**GIVEN PROBLEM:** The data below needs to be returned exactly, line for line.

Chart and figure data
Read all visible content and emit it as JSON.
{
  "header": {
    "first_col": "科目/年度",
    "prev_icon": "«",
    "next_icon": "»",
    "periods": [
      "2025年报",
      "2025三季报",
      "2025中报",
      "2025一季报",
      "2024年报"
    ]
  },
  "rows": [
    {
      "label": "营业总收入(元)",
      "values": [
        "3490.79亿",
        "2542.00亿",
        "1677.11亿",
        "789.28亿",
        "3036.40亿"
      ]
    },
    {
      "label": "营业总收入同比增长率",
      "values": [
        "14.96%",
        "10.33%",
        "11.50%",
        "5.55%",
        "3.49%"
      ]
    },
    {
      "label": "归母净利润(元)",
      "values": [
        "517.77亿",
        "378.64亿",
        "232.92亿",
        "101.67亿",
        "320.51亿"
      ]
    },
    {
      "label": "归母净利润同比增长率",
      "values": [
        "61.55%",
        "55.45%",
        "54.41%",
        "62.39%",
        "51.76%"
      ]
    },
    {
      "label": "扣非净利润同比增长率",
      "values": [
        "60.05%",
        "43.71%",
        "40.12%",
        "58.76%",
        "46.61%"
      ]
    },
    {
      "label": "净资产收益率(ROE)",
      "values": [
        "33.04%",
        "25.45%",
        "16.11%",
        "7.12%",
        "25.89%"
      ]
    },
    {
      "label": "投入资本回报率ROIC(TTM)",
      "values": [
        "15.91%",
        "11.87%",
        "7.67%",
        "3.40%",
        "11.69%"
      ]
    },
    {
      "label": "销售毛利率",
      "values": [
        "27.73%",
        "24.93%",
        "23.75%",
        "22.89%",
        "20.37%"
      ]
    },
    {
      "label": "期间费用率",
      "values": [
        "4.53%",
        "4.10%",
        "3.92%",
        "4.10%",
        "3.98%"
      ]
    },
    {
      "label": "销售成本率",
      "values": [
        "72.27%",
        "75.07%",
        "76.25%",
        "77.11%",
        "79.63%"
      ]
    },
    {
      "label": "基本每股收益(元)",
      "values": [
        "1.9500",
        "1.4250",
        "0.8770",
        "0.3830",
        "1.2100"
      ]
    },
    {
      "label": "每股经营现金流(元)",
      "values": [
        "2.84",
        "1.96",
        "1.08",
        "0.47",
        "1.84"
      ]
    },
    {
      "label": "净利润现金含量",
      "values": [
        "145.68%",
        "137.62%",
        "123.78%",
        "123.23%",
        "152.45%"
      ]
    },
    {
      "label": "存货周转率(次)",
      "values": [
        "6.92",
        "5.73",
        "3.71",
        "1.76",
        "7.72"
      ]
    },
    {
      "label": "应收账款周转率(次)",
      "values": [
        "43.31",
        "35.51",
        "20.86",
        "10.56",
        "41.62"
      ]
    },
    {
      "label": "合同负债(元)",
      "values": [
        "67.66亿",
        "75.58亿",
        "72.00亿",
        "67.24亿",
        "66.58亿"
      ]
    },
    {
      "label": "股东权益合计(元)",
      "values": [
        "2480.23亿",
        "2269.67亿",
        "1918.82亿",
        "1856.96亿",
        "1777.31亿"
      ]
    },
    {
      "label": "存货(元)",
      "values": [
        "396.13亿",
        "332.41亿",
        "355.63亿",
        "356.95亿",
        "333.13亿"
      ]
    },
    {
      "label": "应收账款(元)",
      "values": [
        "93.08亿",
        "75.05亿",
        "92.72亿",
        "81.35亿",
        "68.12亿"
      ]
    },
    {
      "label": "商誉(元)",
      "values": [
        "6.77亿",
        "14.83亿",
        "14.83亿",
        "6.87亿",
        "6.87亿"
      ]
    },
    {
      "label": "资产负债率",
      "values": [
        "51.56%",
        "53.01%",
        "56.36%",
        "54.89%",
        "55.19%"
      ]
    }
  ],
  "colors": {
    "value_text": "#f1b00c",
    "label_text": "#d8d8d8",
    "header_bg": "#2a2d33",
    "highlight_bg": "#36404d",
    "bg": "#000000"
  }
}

**OUTPUT BELOW:**
Read all visible content and emit it as JSON.
{
  "header": {
    "first_col": "科目/年度",
    "prev_icon": "«",
    "next_icon": "»",
    "periods": [
      "2025年报",
      "2025三季报",
      "2025中报",
      "2025一季报",
      "2024年报"
    ]
  },
  "rows": [
    {
      "label": "营业总收入(元)",
      "values": [
        "3490.79亿",
        "2542.00亿",
        "1677.11亿",
        "789.28亿",
        "3036.40亿"
      ]
    },
    {
      "label": "营业总收入同比增长率",
      "values": [
        "14.96%",
        "10.33%",
        "11.50%",
        "5.55%",
        "3.49%"
      ]
    },
    {
      "label": "归母净利润(元)",
      "values": [
        "517.77亿",
        "378.64亿",
        "232.92亿",
        "101.67亿",
        "320.51亿"
      ]
    },
    {
      "label": "归母净利润同比增长率",
      "values": [
        "61.55%",
        "55.45%",
        "54.41%",
        "62.39%",
        "51.76%"
      ]
    },
    {
      "label": "扣非净利润同比增长率",
      "values": [
        "60.05%",
        "43.71%",
        "40.12%",
        "58.76%",
        "46.61%"
      ]
    },
    {
      "label": "净资产收益率(ROE)",
      "values": [
        "33.04%",
        "25.45%",
        "16.11%",
        "7.12%",
        "25.89%"
      ]
    },
    {
      "label": "投入资本回报率ROIC(TTM)",
      "values": [
        "15.91%",
        "11.87%",
        "7.67%",
        "3.40%",
        "11.69%"
      ]
    },
    {
      "label": "销售毛利率",
      "values": [
        "27.73%",
        "24.93%",
        "23.75%",
        "22.89%",
        "20.37%"
      ]
    },
    {
      "label": "期间费用率",
      "values": [
        "4.53%",
        "4.10%",
        "3.92%",
        "4.10%",
        "3.98%"
      ]
    },
    {
      "label": "销售成本率",
      "values": [
        "72.27%",
        "75.07%",
        "76.25%",
        "77.11%",
        "79.63%"
      ]
    },
    {
      "label": "基本每股收益(元)",
      "values": [
        "1.9500",
        "1.4250",
        "0.8770",
        "0.3830",
        "1.2100"
      ]
    },
    {
      "label": "每股经营现金流(元)",
      "values": [
        "2.84",
        "1.96",
        "1.08",
        "0.47",
        "1.84"
      ]
    },
    {
      "label": "净利润现金含量",
      "values": [
        "145.68%",
        "137.62%",
        "123.78%",
        "123.23%",
        "152.45%"
      ]
    },
    {
      "label": "存货周转率(次)",
      "values": [
        "6.92",
        "5.73",
        "3.71",
        "1.76",
        "7.72"
      ]
    },
    {
      "label": "应收账款周转率(次)",
      "values": [
        "43.31",
        "35.51",
        "20.86",
        "10.56",
        "41.62"
      ]
    },
    {
      "label": "合同负债(元)",
      "values": [
        "67.66亿",
        "75.58亿",
        "72.00亿",
        "67.24亿",
        "66.58亿"
      ]
    },
    {
      "label": "股东权益合计(元)",
      "values": [
        "2480.23亿",
        "2269.67亿",
        "1918.82亿",
        "1856.96亿",
        "1777.31亿"
      ]
    },
    {
      "label": "存货(元)",
      "values": [
        "396.13亿",
        "332.41亿",
        "355.63亿",
        "356.95亿",
        "333.13亿"
      ]
    },
    {
      "label": "应收账款(元)",
      "values": [
        "93.08亿",
        "75.05亿",
        "92.72亿",
        "81.35亿",
        "68.12亿"
      ]
    },
    {
      "label": "商誉(元)",
      "values": [
        "6.77亿",
        "14.83亿",
        "14.83亿",
        "6.87亿",
        "6.87亿"
      ]
    },
    {
      "label": "资产负债率",
      "values": [
        "51.56%",
        "53.01%",
        "56.36%",
        "54.89%",
        "55.19%"
      ]
    }
  ],
  "colors": {
    "value_text": "#f1b00c",
    "label_text": "#d8d8d8",
    "header_bg": "#2a2d33",
    "highlight_bg": "#36404d",
    "bg": "#000000"
  }
}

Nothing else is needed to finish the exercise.